Pick out each line in these entries that contains the string "Nacional".

======

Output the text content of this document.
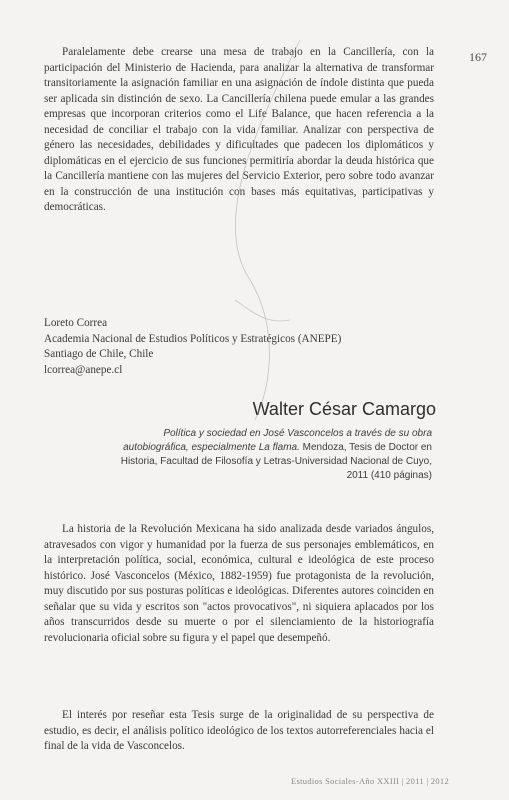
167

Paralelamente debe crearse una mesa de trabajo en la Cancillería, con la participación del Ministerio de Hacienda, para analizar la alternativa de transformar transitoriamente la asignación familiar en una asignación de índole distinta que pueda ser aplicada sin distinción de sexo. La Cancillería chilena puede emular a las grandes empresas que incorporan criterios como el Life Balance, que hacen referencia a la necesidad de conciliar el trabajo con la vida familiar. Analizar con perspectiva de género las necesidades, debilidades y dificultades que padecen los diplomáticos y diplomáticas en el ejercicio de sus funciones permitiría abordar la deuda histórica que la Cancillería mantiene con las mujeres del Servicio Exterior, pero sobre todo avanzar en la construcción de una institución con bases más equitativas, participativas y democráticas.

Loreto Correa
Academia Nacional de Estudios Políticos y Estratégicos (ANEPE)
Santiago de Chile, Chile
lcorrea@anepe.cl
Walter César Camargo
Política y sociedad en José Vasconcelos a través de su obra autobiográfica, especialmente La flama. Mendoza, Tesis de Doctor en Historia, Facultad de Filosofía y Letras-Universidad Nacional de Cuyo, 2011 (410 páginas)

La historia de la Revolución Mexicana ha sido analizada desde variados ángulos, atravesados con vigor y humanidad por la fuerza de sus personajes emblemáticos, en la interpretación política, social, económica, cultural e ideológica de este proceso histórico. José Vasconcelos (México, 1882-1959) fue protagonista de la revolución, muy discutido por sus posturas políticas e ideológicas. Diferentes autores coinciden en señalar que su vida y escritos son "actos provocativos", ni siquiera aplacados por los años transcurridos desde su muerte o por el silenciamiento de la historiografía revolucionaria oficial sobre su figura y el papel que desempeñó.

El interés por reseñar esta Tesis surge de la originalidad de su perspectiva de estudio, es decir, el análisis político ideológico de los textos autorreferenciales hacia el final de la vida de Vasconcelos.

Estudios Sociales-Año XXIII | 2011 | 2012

======

RESPONSE TO THE EXERCISE:
Academia Nacional de Estudios Políticos y Estratégicos (ANEPE)
Política y sociedad en José Vasconcelos a través de su obra autobiográfica, especialmente La flama. Mendoza, Tesis de Doctor en Historia, Facultad de Filosofía y Letras-Universidad Nacional de Cuyo, 2011 (410 páginas)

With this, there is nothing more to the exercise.